- **PASSAGE GIVEN**
Once spring comes and melts away another brutal winter in the city, New York’s storied museums and younger upstart institutions begin to roll out their blockbuster shows. Here are the seven exhibitions we’re particularly looking forward to; they’re mostly local, with a few destination shows thrown in. And, as always, expect lines.
“Barnett Newman: The Late Work” at The Menil Collection in Houston
Barnett Newman’s father died in 1947, giving the artist another reminder of his own mortality—he nearly succumbed to a heart attack some years earlier. And so he set about working on more ambitious, emotionally titanic, aesthetically gut-busting masterworks. In 1966, he completed The Stations of the Cross,one of this country’s most canonical cultural offerings, and made crucial tinkerings to his practice that resulted in bold new work. He died of a heart attack in 1970. The Menil Collection will focus on this five-year period, and will be the first institution to do so. This is an incredible period for one of the greats. The essential show of the season. (March 27-August 2)
“Basquiat: The Unknown Notebooks” at the Brooklyn Museum
Though he’s associated most closely with the downtown Manhattan streets he tagged—Avenue A, the Bowery, Houston, Grand, etc.—Jean-Michel Basquiat grew up across the river in Brooklyn, in a relatively prosperous household in Boerum Hill. The Brooklyn Museum is honoring his home borough with a show of his notebooks, presented alongside paintings and sketches. (April 3-August 23)
“America is Hard to See” at the Whitney Museum of American Art
The first Instagrams of the view from the Whitney’s new Meatpacking District digs have started to trickle out, but no one knows exactly what the view of the art will be like. The work in the show is also a bit of a secret: The inaugural exhibition, “America is Hard to See,” will feature works from the permanent collection, with a muscle-flexing kitchen sink approach. And we’re sure it’s going to be wonderful—historic even—but the High Line in May is lousy with tourists. Avoid that entrance. (May 1 and on)
“China: Through the Looking Glass” at the Metropolitan Museum of Art
After showcasing the elegant white tie creations of couturier Charles James last year, the Anna Wintour Costume Center will display a blockbuster show of high-fashion confections based on the history and tapestry of China. Expect gowns by Chanel and Saint Laurent, jeweled and bedecked in jade, and plenty of porcelain. (May 7-August 16)

- **PROBLEM REQUIREMENTS**
Reproduce everything in the spring exhibitions preview from "Once spring comes" down to "always, expect lines.", word for word.

[Data listing]
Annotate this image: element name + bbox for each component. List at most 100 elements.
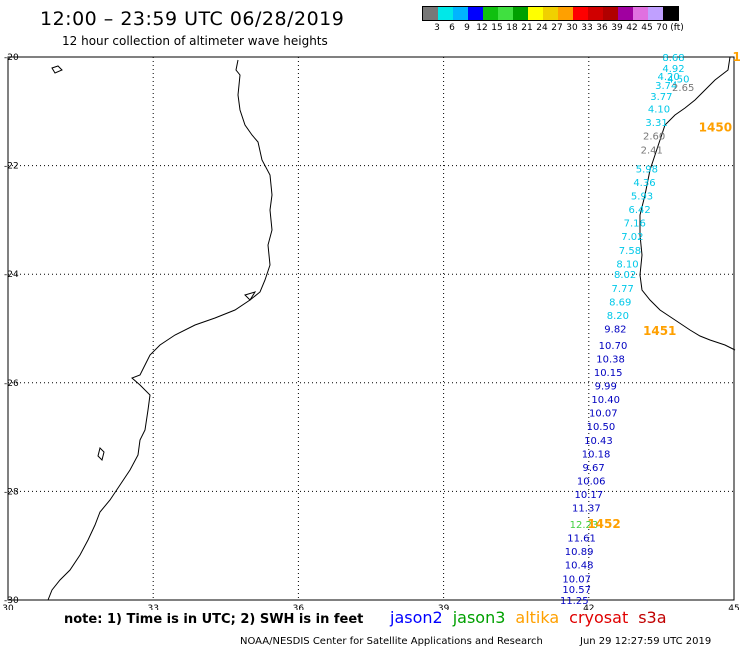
legend-label: 39 <box>611 23 623 33</box>
wave-height-reading: 4.10 <box>648 105 670 116</box>
map-title: 12:00 – 23:59 UTC 06/28/2019 <box>40 8 345 30</box>
legend-label: 27 <box>551 23 563 33</box>
wave-height-reading: 7.77 <box>612 284 634 295</box>
legend-swatch <box>558 7 573 20</box>
island-outline <box>97 447 105 461</box>
wave-height-reading: 4.92 <box>662 64 684 75</box>
legend-swatch <box>513 7 528 20</box>
wave-height-reading: 5.93 <box>631 191 653 202</box>
island-outline <box>244 291 257 301</box>
legend-label: 70 <box>656 23 668 33</box>
lon-tick-label: 30 <box>2 604 14 610</box>
wave-height-reading: 10.70 <box>599 341 628 352</box>
lon-tick-label: 42 <box>583 604 594 610</box>
wave-height-reading: 3.77 <box>650 92 672 103</box>
wave-height-reading: 10.07 <box>562 574 591 585</box>
legend-swatch <box>438 7 453 20</box>
wave-height-reading: 10.50 <box>587 422 616 433</box>
legend-label: 42 <box>626 23 638 33</box>
wave-height-reading: 7.58 <box>619 246 641 257</box>
legend-label: 33 <box>581 23 593 33</box>
wave-height-reading: 11.61 <box>567 534 596 545</box>
legend-label: 9 <box>464 23 470 33</box>
legend-swatch <box>648 7 663 20</box>
wave-height-reading: 10.07 <box>589 409 618 420</box>
note-text: note: 1) Time is in UTC; 2) SWH is in fe… <box>64 612 364 627</box>
satellite-jason3: jason3 <box>452 608 506 627</box>
legend-swatch <box>573 7 588 20</box>
wave-height-reading: 10.38 <box>596 354 625 365</box>
wave-height-reading: 9.67 <box>583 463 605 474</box>
wave-height-reading: 10.15 <box>594 368 623 379</box>
wave-height-reading: 8.10 <box>616 259 638 270</box>
wave-height-reading: 2.65 <box>672 83 694 94</box>
legend-label: 3 <box>434 23 440 33</box>
wave-height-reading: 10.17 <box>574 490 603 501</box>
satellite-s3a: s3a <box>638 608 667 627</box>
legend-swatch <box>498 7 513 20</box>
wave-height-reading: 4.50 <box>667 75 689 86</box>
lat-tick-label: -30 <box>4 596 19 606</box>
lat-tick-label: -22 <box>4 162 19 172</box>
wave-height-reading: 9.82 <box>604 325 626 336</box>
wave-height-reading: 7.16 <box>624 219 646 230</box>
wave-height-reading: 12.23 <box>570 520 599 531</box>
satellite-jason2: jason2 <box>390 608 443 627</box>
satellite-legend: jason2 jason3 altika cryosat s3a <box>390 608 677 627</box>
lat-tick-label: -20 <box>4 53 19 63</box>
legend-label: 24 <box>536 23 548 33</box>
wave-height-reading: 6.42 <box>628 205 650 216</box>
legend-label: 21 <box>521 23 533 33</box>
wave-height-reading: 10.43 <box>584 436 613 447</box>
wave-height-reading: 10.06 <box>577 477 606 488</box>
wave-height-reading: 5.98 <box>636 164 658 175</box>
pass-time-label: 1450 <box>699 121 732 135</box>
wave-height-reading: 11.37 <box>572 504 601 515</box>
legend-swatch <box>453 7 468 20</box>
lon-tick-label: 45 <box>728 604 739 610</box>
legend-swatch <box>618 7 633 20</box>
wave-height-reading: 10.40 <box>591 395 620 406</box>
coastline-africa <box>47 59 273 601</box>
legend-swatch <box>528 7 543 20</box>
map-subtitle: 12 hour collection of altimeter wave hei… <box>62 34 328 48</box>
legend-swatch <box>588 7 603 20</box>
legend-label: 30 <box>566 23 578 33</box>
wave-height-reading: 11.25 <box>560 596 589 607</box>
legend-color-bar <box>422 6 679 21</box>
wave-height-reading: 4.20 <box>658 72 680 83</box>
wave-height-reading: 2.60 <box>643 132 665 143</box>
lon-tick-label: 39 <box>438 604 450 610</box>
map-frame <box>7 56 735 601</box>
wave-height-reading: 7.02 <box>621 232 643 243</box>
wave-height-reading: 10.89 <box>565 547 594 558</box>
wave-height-reading: 2.41 <box>641 145 663 156</box>
lat-tick-label: -24 <box>4 270 19 280</box>
wave-height-reading: 8.20 <box>607 311 629 322</box>
legend-label: 12 <box>476 23 488 33</box>
lat-tick-label: -28 <box>4 487 19 497</box>
island-outline <box>51 65 63 74</box>
pass-time-label: 1451 <box>643 324 676 338</box>
wave-height-reading: 9.99 <box>595 382 617 393</box>
wave-height-reading: 10.18 <box>582 449 611 460</box>
coastline-madagascar <box>639 56 736 351</box>
wave-height-reading: 4.36 <box>633 178 655 189</box>
legend-swatch <box>633 7 648 20</box>
color-legend: 3 6 9 12 15 18 21 24 27 30 33 36 39 42 45 70 (ft) <box>422 6 684 35</box>
pass-time-label: 1452 <box>587 517 620 531</box>
lat-tick-label: -26 <box>4 379 19 389</box>
legend-labels: 3 6 9 12 15 18 21 24 27 30 33 36 39 42 45 70 (ft) <box>422 21 684 35</box>
wave-height-reading: 3.74 <box>655 81 677 92</box>
legend-swatch <box>468 7 483 20</box>
legend-swatch <box>543 7 558 20</box>
wave-height-reading: 10.48 <box>565 561 594 572</box>
legend-label: 6 <box>449 23 455 33</box>
footer-credit: NOAA/NESDIS Center for Satellite Applica… <box>240 636 543 647</box>
satellite-altika: altika <box>515 608 560 627</box>
wave-height-reading: 8.68 <box>662 53 684 64</box>
legend-label: 45 <box>641 23 653 33</box>
satellite-cryosat: cryosat <box>569 608 629 627</box>
legend-swatch <box>423 7 438 20</box>
legend-swatch <box>483 7 498 20</box>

- **OUTPUT BELOW**
Once spring comes and melts away another brutal winter in the city, New York’s storied museums and younger upstart institutions begin to roll out their blockbuster shows. Here are the seven exhibitions we’re particularly looking forward to; they’re mostly local, with a few destination shows thrown in. And, as always, expect lines.